[start]
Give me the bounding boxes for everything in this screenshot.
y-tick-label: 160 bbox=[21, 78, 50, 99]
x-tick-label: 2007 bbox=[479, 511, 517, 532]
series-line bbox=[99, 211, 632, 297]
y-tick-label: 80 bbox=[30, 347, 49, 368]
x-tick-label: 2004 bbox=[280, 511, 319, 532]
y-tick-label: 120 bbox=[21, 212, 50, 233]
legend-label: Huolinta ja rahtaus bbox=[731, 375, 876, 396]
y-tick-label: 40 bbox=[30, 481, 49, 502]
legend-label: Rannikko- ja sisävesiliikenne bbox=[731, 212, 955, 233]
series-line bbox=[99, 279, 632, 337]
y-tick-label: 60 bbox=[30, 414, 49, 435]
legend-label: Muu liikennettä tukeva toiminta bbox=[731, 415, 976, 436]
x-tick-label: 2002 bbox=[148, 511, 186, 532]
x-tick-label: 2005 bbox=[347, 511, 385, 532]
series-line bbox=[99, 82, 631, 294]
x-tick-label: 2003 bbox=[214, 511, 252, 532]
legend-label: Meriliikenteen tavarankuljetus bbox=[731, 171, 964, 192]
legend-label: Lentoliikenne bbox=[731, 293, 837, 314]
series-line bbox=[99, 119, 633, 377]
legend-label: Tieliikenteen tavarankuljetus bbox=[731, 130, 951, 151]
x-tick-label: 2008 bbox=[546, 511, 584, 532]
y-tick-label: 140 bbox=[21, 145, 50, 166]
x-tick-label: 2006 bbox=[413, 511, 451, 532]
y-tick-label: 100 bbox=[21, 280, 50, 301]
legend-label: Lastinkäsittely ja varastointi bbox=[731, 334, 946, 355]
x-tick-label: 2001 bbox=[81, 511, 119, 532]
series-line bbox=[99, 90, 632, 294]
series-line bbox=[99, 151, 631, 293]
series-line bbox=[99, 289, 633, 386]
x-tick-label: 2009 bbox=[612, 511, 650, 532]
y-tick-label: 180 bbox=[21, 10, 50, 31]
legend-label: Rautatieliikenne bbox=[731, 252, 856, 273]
[end]
[start]
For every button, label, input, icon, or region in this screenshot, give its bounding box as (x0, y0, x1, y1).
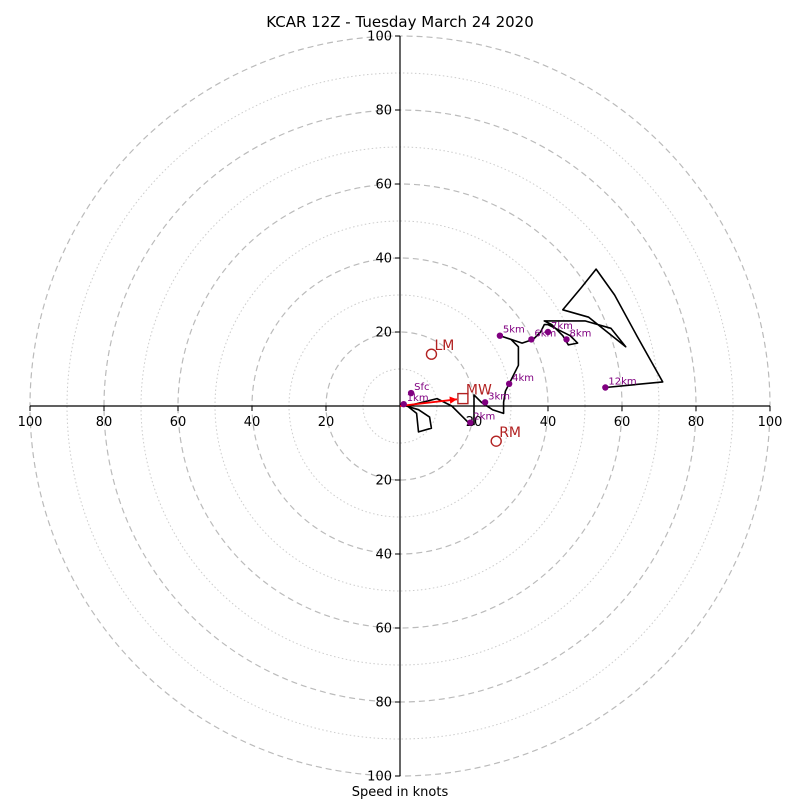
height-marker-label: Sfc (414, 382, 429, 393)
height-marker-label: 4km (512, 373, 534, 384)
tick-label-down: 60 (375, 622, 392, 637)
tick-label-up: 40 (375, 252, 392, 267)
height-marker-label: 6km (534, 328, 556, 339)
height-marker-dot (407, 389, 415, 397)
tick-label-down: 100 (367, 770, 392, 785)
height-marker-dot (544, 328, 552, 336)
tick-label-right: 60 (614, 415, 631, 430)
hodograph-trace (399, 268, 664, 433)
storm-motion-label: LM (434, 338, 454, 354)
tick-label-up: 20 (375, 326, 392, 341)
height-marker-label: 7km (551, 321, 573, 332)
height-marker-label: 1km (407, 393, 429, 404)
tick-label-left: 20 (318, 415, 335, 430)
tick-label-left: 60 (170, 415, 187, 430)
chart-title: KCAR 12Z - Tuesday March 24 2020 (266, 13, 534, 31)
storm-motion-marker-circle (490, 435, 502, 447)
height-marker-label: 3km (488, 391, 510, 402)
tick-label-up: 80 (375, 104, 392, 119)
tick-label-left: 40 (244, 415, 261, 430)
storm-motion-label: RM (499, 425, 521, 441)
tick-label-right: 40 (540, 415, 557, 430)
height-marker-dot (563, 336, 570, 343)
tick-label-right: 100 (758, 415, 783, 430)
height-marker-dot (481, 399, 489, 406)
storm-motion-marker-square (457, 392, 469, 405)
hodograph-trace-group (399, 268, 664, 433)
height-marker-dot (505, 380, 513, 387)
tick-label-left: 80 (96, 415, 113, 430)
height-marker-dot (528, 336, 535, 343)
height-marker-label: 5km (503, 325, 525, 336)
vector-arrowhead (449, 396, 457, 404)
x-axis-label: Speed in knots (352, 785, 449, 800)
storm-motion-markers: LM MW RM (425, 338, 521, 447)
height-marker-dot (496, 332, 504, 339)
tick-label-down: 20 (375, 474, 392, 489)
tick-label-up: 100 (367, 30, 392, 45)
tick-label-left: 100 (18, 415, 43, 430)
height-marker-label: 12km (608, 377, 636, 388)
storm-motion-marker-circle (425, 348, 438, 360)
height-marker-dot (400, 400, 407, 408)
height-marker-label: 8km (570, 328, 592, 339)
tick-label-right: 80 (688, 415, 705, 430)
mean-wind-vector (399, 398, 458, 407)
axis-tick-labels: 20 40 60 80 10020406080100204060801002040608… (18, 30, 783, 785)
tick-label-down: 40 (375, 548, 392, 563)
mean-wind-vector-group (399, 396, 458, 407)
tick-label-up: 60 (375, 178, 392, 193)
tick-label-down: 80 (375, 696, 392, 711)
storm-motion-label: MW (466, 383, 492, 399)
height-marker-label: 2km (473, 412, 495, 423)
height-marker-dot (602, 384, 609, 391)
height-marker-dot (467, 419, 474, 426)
[end]
Rewrite the records, starting at the line that contains "Give me the" and ending after the line that contains "legend-label: Meriliikenteen tavarankuljetus". Replace "series-line" with "data-line" and leave everything else unchanged.

# [RESULT]
Give me the bounding boxes for everything in this screenshot.
y-tick-label: 160 bbox=[21, 78, 50, 99]
x-tick-label: 2007 bbox=[479, 511, 517, 532]
data-line bbox=[99, 211, 632, 297]
y-tick-label: 80 bbox=[30, 347, 49, 368]
x-tick-label: 2004 bbox=[280, 511, 319, 532]
y-tick-label: 120 bbox=[21, 212, 50, 233]
legend-label: Huolinta ja rahtaus bbox=[731, 375, 876, 396]
y-tick-label: 40 bbox=[30, 481, 49, 502]
legend-label: Rannikko- ja sisävesiliikenne bbox=[731, 212, 955, 233]
data-line bbox=[99, 279, 632, 337]
y-tick-label: 60 bbox=[30, 414, 49, 435]
legend-label: Muu liikennettä tukeva toiminta bbox=[731, 415, 976, 436]
x-tick-label: 2002 bbox=[148, 511, 186, 532]
x-tick-label: 2005 bbox=[347, 511, 385, 532]
data-line bbox=[99, 82, 631, 294]
x-tick-label: 2003 bbox=[214, 511, 252, 532]
legend-label: Meriliikenteen tavarankuljetus bbox=[731, 171, 964, 192]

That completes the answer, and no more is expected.